> **Exercise instructions**
What follows is a listing to be transcribed exactly.

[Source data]
## begin
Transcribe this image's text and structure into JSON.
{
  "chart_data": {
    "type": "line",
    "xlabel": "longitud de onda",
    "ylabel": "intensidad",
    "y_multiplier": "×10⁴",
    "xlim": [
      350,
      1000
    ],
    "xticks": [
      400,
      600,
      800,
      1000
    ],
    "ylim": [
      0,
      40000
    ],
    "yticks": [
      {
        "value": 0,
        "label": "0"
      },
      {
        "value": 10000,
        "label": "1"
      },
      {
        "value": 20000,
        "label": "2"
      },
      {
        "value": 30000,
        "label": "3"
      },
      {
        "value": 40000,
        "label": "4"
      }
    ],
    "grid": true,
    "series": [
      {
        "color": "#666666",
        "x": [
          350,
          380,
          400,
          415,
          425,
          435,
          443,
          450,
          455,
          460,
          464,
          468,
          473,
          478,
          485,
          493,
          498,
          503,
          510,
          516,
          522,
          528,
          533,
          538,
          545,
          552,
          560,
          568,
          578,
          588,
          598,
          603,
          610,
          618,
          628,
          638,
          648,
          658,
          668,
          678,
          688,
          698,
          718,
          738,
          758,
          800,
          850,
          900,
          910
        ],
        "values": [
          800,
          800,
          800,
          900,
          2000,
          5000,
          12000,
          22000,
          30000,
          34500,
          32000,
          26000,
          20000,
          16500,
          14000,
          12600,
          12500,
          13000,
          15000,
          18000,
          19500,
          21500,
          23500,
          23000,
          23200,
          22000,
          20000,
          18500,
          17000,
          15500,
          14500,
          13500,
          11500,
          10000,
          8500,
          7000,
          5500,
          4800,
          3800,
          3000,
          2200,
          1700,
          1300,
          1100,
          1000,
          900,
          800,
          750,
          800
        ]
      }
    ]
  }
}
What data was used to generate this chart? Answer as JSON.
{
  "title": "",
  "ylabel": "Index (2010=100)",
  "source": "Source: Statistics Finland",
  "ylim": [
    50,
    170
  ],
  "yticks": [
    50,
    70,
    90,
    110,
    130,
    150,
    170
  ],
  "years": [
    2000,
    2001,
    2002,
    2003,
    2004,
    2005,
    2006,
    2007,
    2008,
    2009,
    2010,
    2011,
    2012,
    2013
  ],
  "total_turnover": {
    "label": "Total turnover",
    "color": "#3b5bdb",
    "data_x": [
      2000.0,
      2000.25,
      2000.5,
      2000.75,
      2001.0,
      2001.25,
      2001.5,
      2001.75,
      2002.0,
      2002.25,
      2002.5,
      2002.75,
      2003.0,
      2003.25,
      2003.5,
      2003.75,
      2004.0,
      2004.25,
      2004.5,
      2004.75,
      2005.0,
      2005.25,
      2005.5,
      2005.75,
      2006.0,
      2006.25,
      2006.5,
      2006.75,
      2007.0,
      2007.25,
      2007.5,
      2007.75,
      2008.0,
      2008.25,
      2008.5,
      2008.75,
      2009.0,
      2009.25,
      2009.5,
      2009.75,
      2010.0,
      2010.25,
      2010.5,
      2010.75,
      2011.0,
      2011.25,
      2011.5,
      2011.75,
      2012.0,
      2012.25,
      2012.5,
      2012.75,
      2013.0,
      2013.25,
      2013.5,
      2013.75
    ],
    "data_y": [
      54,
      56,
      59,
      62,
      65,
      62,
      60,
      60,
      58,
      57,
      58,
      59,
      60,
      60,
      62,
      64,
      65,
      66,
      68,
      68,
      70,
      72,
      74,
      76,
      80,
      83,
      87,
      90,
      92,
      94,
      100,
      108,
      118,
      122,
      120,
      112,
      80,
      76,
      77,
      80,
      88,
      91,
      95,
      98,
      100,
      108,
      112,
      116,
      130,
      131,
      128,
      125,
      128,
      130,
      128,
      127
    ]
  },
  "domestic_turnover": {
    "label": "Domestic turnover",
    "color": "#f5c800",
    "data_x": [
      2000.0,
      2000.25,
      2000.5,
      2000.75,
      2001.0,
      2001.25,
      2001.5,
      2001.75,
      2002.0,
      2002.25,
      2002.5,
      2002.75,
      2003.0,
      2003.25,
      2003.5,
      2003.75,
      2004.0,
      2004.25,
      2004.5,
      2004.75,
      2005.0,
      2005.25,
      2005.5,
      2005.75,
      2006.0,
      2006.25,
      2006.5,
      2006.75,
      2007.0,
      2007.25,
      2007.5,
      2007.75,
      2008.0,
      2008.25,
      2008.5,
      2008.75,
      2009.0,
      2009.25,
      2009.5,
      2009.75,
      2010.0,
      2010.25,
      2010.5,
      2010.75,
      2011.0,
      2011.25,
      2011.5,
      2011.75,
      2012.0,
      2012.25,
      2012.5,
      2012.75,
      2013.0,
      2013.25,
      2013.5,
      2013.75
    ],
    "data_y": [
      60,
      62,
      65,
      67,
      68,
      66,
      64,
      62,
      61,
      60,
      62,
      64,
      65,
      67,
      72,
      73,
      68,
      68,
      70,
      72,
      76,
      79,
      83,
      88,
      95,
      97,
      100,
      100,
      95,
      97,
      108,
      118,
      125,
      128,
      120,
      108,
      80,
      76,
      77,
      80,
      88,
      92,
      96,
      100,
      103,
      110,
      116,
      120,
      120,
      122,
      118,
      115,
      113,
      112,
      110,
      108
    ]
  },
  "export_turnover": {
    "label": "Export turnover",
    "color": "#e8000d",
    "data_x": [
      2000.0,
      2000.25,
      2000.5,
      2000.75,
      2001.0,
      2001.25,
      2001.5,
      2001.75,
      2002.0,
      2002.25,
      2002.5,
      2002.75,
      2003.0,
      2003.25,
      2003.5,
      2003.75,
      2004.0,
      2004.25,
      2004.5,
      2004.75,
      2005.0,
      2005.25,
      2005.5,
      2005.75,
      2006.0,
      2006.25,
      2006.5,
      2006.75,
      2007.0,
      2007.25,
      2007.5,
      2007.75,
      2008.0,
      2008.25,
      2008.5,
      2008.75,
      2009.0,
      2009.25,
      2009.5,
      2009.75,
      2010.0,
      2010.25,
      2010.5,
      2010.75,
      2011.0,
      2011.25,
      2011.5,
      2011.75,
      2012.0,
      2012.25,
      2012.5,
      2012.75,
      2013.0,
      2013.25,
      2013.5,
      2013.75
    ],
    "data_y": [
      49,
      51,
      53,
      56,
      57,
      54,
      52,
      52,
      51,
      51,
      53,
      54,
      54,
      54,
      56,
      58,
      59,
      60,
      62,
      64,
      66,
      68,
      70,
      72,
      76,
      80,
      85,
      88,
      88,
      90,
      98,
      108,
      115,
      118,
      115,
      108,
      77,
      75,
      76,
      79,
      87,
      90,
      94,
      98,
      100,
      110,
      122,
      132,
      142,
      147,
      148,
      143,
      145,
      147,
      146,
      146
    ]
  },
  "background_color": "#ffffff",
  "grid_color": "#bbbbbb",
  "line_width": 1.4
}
## end
> **Solution for this task**
Transcribe this image's text and structure into JSON.
{
  "chart_data": {
    "type": "line",
    "xlabel": "longitud de onda",
    "ylabel": "intensidad",
    "y_multiplier": "×10⁴",
    "xlim": [
      350,
      1000
    ],
    "xticks": [
      400,
      600,
      800,
      1000
    ],
    "ylim": [
      0,
      40000
    ],
    "yticks": [
      {
        "value": 0,
        "label": "0"
      },
      {
        "value": 10000,
        "label": "1"
      },
      {
        "value": 20000,
        "label": "2"
      },
      {
        "value": 30000,
        "label": "3"
      },
      {
        "value": 40000,
        "label": "4"
      }
    ],
    "grid": true,
    "series": [
      {
        "color": "#666666",
        "x": [
          350,
          380,
          400,
          415,
          425,
          435,
          443,
          450,
          455,
          460,
          464,
          468,
          473,
          478,
          485,
          493,
          498,
          503,
          510,
          516,
          522,
          528,
          533,
          538,
          545,
          552,
          560,
          568,
          578,
          588,
          598,
          603,
          610,
          618,
          628,
          638,
          648,
          658,
          668,
          678,
          688,
          698,
          718,
          738,
          758,
          800,
          850,
          900,
          910
        ],
        "values": [
          800,
          800,
          800,
          900,
          2000,
          5000,
          12000,
          22000,
          30000,
          34500,
          32000,
          26000,
          20000,
          16500,
          14000,
          12600,
          12500,
          13000,
          15000,
          18000,
          19500,
          21500,
          23500,
          23000,
          23200,
          22000,
          20000,
          18500,
          17000,
          15500,
          14500,
          13500,
          11500,
          10000,
          8500,
          7000,
          5500,
          4800,
          3800,
          3000,
          2200,
          1700,
          1300,
          1100,
          1000,
          900,
          800,
          750,
          800
        ]
      }
    ]
  }
}
What data was used to generate this chart? Answer as JSON.
{
  "title": "",
  "ylabel": "Index (2010=100)",
  "source": "Source: Statistics Finland",
  "ylim": [
    50,
    170
  ],
  "yticks": [
    50,
    70,
    90,
    110,
    130,
    150,
    170
  ],
  "years": [
    2000,
    2001,
    2002,
    2003,
    2004,
    2005,
    2006,
    2007,
    2008,
    2009,
    2010,
    2011,
    2012,
    2013
  ],
  "total_turnover": {
    "label": "Total turnover",
    "color": "#3b5bdb",
    "data_x": [
      2000.0,
      2000.25,
      2000.5,
      2000.75,
      2001.0,
      2001.25,
      2001.5,
      2001.75,
      2002.0,
      2002.25,
      2002.5,
      2002.75,
      2003.0,
      2003.25,
      2003.5,
      2003.75,
      2004.0,
      2004.25,
      2004.5,
      2004.75,
      2005.0,
      2005.25,
      2005.5,
      2005.75,
      2006.0,
      2006.25,
      2006.5,
      2006.75,
      2007.0,
      2007.25,
      2007.5,
      2007.75,
      2008.0,
      2008.25,
      2008.5,
      2008.75,
      2009.0,
      2009.25,
      2009.5,
      2009.75,
      2010.0,
      2010.25,
      2010.5,
      2010.75,
      2011.0,
      2011.25,
      2011.5,
      2011.75,
      2012.0,
      2012.25,
      2012.5,
      2012.75,
      2013.0,
      2013.25,
      2013.5,
      2013.75
    ],
    "data_y": [
      54,
      56,
      59,
      62,
      65,
      62,
      60,
      60,
      58,
      57,
      58,
      59,
      60,
      60,
      62,
      64,
      65,
      66,
      68,
      68,
      70,
      72,
      74,
      76,
      80,
      83,
      87,
      90,
      92,
      94,
      100,
      108,
      118,
      122,
      120,
      112,
      80,
      76,
      77,
      80,
      88,
      91,
      95,
      98,
      100,
      108,
      112,
      116,
      130,
      131,
      128,
      125,
      128,
      130,
      128,
      127
    ]
  },
  "domestic_turnover": {
    "label": "Domestic turnover",
    "color": "#f5c800",
    "data_x": [
      2000.0,
      2000.25,
      2000.5,
      2000.75,
      2001.0,
      2001.25,
      2001.5,
      2001.75,
      2002.0,
      2002.25,
      2002.5,
      2002.75,
      2003.0,
      2003.25,
      2003.5,
      2003.75,
      2004.0,
      2004.25,
      2004.5,
      2004.75,
      2005.0,
      2005.25,
      2005.5,
      2005.75,
      2006.0,
      2006.25,
      2006.5,
      2006.75,
      2007.0,
      2007.25,
      2007.5,
      2007.75,
      2008.0,
      2008.25,
      2008.5,
      2008.75,
      2009.0,
      2009.25,
      2009.5,
      2009.75,
      2010.0,
      2010.25,
      2010.5,
      2010.75,
      2011.0,
      2011.25,
      2011.5,
      2011.75,
      2012.0,
      2012.25,
      2012.5,
      2012.75,
      2013.0,
      2013.25,
      2013.5,
      2013.75
    ],
    "data_y": [
      60,
      62,
      65,
      67,
      68,
      66,
      64,
      62,
      61,
      60,
      62,
      64,
      65,
      67,
      72,
      73,
      68,
      68,
      70,
      72,
      76,
      79,
      83,
      88,
      95,
      97,
      100,
      100,
      95,
      97,
      108,
      118,
      125,
      128,
      120,
      108,
      80,
      76,
      77,
      80,
      88,
      92,
      96,
      100,
      103,
      110,
      116,
      120,
      120,
      122,
      118,
      115,
      113,
      112,
      110,
      108
    ]
  },
  "export_turnover": {
    "label": "Export turnover",
    "color": "#e8000d",
    "data_x": [
      2000.0,
      2000.25,
      2000.5,
      2000.75,
      2001.0,
      2001.25,
      2001.5,
      2001.75,
      2002.0,
      2002.25,
      2002.5,
      2002.75,
      2003.0,
      2003.25,
      2003.5,
      2003.75,
      2004.0,
      2004.25,
      2004.5,
      2004.75,
      2005.0,
      2005.25,
      2005.5,
      2005.75,
      2006.0,
      2006.25,
      2006.5,
      2006.75,
      2007.0,
      2007.25,
      2007.5,
      2007.75,
      2008.0,
      2008.25,
      2008.5,
      2008.75,
      2009.0,
      2009.25,
      2009.5,
      2009.75,
      2010.0,
      2010.25,
      2010.5,
      2010.75,
      2011.0,
      2011.25,
      2011.5,
      2011.75,
      2012.0,
      2012.25,
      2012.5,
      2012.75,
      2013.0,
      2013.25,
      2013.5,
      2013.75
    ],
    "data_y": [
      49,
      51,
      53,
      56,
      57,
      54,
      52,
      52,
      51,
      51,
      53,
      54,
      54,
      54,
      56,
      58,
      59,
      60,
      62,
      64,
      66,
      68,
      70,
      72,
      76,
      80,
      85,
      88,
      88,
      90,
      98,
      108,
      115,
      118,
      115,
      108,
      77,
      75,
      76,
      79,
      87,
      90,
      94,
      98,
      100,
      110,
      122,
      132,
      142,
      147,
      148,
      143,
      145,
      147,
      146,
      146
    ]
  },
  "background_color": "#ffffff",
  "grid_color": "#bbbbbb",
  "line_width": 1.4
}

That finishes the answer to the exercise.